→ **DATA ENTRIES**:
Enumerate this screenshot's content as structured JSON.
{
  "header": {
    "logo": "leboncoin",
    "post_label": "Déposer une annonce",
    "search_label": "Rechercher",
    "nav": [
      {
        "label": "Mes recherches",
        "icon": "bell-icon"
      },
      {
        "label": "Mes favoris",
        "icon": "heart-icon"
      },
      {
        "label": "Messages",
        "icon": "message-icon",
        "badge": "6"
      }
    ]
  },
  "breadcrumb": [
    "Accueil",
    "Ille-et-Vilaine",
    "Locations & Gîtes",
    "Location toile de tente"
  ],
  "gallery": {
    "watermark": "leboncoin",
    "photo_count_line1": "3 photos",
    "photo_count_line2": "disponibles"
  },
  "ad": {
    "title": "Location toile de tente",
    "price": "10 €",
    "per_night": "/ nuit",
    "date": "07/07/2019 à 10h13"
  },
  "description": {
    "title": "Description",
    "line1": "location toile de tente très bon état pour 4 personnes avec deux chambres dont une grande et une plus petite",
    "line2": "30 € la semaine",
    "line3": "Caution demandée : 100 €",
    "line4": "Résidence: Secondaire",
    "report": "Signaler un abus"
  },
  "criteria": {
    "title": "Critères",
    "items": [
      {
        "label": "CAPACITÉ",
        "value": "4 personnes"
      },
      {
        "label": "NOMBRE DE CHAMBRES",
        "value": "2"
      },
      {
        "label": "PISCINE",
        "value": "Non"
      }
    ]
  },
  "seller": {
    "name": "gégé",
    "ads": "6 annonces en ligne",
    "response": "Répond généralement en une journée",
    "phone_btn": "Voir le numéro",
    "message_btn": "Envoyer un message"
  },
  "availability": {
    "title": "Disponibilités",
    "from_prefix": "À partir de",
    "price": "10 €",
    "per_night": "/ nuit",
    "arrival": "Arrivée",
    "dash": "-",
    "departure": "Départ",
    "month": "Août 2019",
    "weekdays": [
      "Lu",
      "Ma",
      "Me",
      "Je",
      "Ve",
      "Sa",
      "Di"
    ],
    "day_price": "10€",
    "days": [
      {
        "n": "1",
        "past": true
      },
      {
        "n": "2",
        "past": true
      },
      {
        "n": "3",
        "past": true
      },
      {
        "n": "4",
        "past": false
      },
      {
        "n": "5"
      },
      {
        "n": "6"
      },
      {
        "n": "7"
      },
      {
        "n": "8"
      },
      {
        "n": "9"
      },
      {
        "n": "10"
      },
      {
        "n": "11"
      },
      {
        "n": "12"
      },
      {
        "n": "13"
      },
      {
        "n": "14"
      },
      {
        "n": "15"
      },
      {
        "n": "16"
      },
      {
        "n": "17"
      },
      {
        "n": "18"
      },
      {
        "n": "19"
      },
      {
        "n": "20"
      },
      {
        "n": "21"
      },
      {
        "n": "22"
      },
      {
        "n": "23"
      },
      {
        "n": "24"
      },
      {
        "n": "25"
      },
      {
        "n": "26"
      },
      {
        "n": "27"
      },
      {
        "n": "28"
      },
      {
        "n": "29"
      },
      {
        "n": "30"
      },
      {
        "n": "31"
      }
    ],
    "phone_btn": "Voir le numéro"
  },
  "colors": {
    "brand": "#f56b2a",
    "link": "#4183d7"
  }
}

→ **STATED PROBLEM**:
Pull every line containing "toile" out of the data above.

→ **THE ANSWER**:
    "Location toile de tente"
    "title": "Location toile de tente",
    "line1": "location toile de tente très bon état pour 4 personnes avec deux chambres dont une grande et une plus petite",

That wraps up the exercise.